Each entry below is to be extracted exactly.

═══ Records

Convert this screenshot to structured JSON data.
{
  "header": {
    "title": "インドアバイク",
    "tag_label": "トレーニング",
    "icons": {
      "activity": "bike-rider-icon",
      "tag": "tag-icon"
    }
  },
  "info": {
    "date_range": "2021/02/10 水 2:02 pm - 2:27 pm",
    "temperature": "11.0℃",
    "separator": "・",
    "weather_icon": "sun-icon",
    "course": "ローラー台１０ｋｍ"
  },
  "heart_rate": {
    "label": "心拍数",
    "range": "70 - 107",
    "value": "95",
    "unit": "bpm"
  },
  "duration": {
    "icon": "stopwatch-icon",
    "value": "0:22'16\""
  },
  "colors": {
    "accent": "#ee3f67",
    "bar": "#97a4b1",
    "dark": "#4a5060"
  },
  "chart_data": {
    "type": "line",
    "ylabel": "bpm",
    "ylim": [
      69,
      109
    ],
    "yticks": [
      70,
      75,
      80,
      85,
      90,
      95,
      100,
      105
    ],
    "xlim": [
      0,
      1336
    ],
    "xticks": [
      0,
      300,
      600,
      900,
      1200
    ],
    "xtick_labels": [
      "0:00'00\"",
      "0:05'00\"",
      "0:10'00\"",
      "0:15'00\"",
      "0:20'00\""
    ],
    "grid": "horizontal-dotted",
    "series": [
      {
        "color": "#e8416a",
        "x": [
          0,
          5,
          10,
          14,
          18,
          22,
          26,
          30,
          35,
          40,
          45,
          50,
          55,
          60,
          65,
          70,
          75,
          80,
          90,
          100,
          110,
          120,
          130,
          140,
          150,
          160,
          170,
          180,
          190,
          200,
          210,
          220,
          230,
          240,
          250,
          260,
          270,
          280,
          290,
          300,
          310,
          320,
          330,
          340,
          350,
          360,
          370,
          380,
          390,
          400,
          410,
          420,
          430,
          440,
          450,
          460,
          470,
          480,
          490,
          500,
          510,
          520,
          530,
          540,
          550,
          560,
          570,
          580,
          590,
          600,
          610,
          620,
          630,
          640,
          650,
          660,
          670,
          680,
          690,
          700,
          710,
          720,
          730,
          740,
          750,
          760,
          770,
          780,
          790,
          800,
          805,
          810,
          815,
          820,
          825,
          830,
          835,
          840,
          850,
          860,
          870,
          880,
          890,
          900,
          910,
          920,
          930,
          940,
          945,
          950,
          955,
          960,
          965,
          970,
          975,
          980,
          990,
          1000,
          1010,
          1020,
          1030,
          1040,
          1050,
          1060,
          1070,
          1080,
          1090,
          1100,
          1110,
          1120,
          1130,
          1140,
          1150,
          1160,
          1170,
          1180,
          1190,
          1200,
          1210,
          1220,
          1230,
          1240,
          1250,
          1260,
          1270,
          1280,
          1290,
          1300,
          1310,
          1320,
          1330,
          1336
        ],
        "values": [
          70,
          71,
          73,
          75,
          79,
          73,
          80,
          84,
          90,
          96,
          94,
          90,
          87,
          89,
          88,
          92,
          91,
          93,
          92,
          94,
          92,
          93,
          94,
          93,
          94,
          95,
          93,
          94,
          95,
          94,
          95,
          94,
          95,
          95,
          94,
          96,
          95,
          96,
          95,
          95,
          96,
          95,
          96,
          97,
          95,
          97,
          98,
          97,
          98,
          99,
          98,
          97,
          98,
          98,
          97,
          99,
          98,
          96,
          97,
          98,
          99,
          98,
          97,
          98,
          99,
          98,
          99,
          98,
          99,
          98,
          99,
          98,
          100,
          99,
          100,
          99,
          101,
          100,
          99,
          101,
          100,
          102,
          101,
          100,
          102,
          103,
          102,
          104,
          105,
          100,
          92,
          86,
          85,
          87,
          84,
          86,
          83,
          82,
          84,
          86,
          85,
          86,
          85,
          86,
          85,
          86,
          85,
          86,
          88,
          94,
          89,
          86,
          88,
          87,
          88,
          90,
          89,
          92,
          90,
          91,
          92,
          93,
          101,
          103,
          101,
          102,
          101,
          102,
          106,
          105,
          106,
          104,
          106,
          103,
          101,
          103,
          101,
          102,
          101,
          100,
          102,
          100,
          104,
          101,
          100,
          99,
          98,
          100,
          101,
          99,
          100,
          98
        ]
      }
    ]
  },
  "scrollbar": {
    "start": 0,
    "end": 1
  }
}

══════

## Answer for this exercise
Convert this screenshot to structured JSON data.
{
  "header": {
    "title": "インドアバイク",
    "tag_label": "トレーニング",
    "icons": {
      "activity": "bike-rider-icon",
      "tag": "tag-icon"
    }
  },
  "info": {
    "date_range": "2021/02/10 水 2:02 pm - 2:27 pm",
    "temperature": "11.0℃",
    "separator": "・",
    "weather_icon": "sun-icon",
    "course": "ローラー台１０ｋｍ"
  },
  "heart_rate": {
    "label": "心拍数",
    "range": "70 - 107",
    "value": "95",
    "unit": "bpm"
  },
  "duration": {
    "icon": "stopwatch-icon",
    "value": "0:22'16\""
  },
  "colors": {
    "accent": "#ee3f67",
    "bar": "#97a4b1",
    "dark": "#4a5060"
  },
  "chart_data": {
    "type": "line",
    "ylabel": "bpm",
    "ylim": [
      69,
      109
    ],
    "yticks": [
      70,
      75,
      80,
      85,
      90,
      95,
      100,
      105
    ],
    "xlim": [
      0,
      1336
    ],
    "xticks": [
      0,
      300,
      600,
      900,
      1200
    ],
    "xtick_labels": [
      "0:00'00\"",
      "0:05'00\"",
      "0:10'00\"",
      "0:15'00\"",
      "0:20'00\""
    ],
    "grid": "horizontal-dotted",
    "series": [
      {
        "color": "#e8416a",
        "x": [
          0,
          5,
          10,
          14,
          18,
          22,
          26,
          30,
          35,
          40,
          45,
          50,
          55,
          60,
          65,
          70,
          75,
          80,
          90,
          100,
          110,
          120,
          130,
          140,
          150,
          160,
          170,
          180,
          190,
          200,
          210,
          220,
          230,
          240,
          250,
          260,
          270,
          280,
          290,
          300,
          310,
          320,
          330,
          340,
          350,
          360,
          370,
          380,
          390,
          400,
          410,
          420,
          430,
          440,
          450,
          460,
          470,
          480,
          490,
          500,
          510,
          520,
          530,
          540,
          550,
          560,
          570,
          580,
          590,
          600,
          610,
          620,
          630,
          640,
          650,
          660,
          670,
          680,
          690,
          700,
          710,
          720,
          730,
          740,
          750,
          760,
          770,
          780,
          790,
          800,
          805,
          810,
          815,
          820,
          825,
          830,
          835,
          840,
          850,
          860,
          870,
          880,
          890,
          900,
          910,
          920,
          930,
          940,
          945,
          950,
          955,
          960,
          965,
          970,
          975,
          980,
          990,
          1000,
          1010,
          1020,
          1030,
          1040,
          1050,
          1060,
          1070,
          1080,
          1090,
          1100,
          1110,
          1120,
          1130,
          1140,
          1150,
          1160,
          1170,
          1180,
          1190,
          1200,
          1210,
          1220,
          1230,
          1240,
          1250,
          1260,
          1270,
          1280,
          1290,
          1300,
          1310,
          1320,
          1330,
          1336
        ],
        "values": [
          70,
          71,
          73,
          75,
          79,
          73,
          80,
          84,
          90,
          96,
          94,
          90,
          87,
          89,
          88,
          92,
          91,
          93,
          92,
          94,
          92,
          93,
          94,
          93,
          94,
          95,
          93,
          94,
          95,
          94,
          95,
          94,
          95,
          95,
          94,
          96,
          95,
          96,
          95,
          95,
          96,
          95,
          96,
          97,
          95,
          97,
          98,
          97,
          98,
          99,
          98,
          97,
          98,
          98,
          97,
          99,
          98,
          96,
          97,
          98,
          99,
          98,
          97,
          98,
          99,
          98,
          99,
          98,
          99,
          98,
          99,
          98,
          100,
          99,
          100,
          99,
          101,
          100,
          99,
          101,
          100,
          102,
          101,
          100,
          102,
          103,
          102,
          104,
          105,
          100,
          92,
          86,
          85,
          87,
          84,
          86,
          83,
          82,
          84,
          86,
          85,
          86,
          85,
          86,
          85,
          86,
          85,
          86,
          88,
          94,
          89,
          86,
          88,
          87,
          88,
          90,
          89,
          92,
          90,
          91,
          92,
          93,
          101,
          103,
          101,
          102,
          101,
          102,
          106,
          105,
          106,
          104,
          106,
          103,
          101,
          103,
          101,
          102,
          101,
          100,
          102,
          100,
          104,
          101,
          100,
          99,
          98,
          100,
          101,
          99,
          100,
          98
        ]
      }
    ]
  },
  "scrollbar": {
    "start": 0,
    "end": 1
  }
}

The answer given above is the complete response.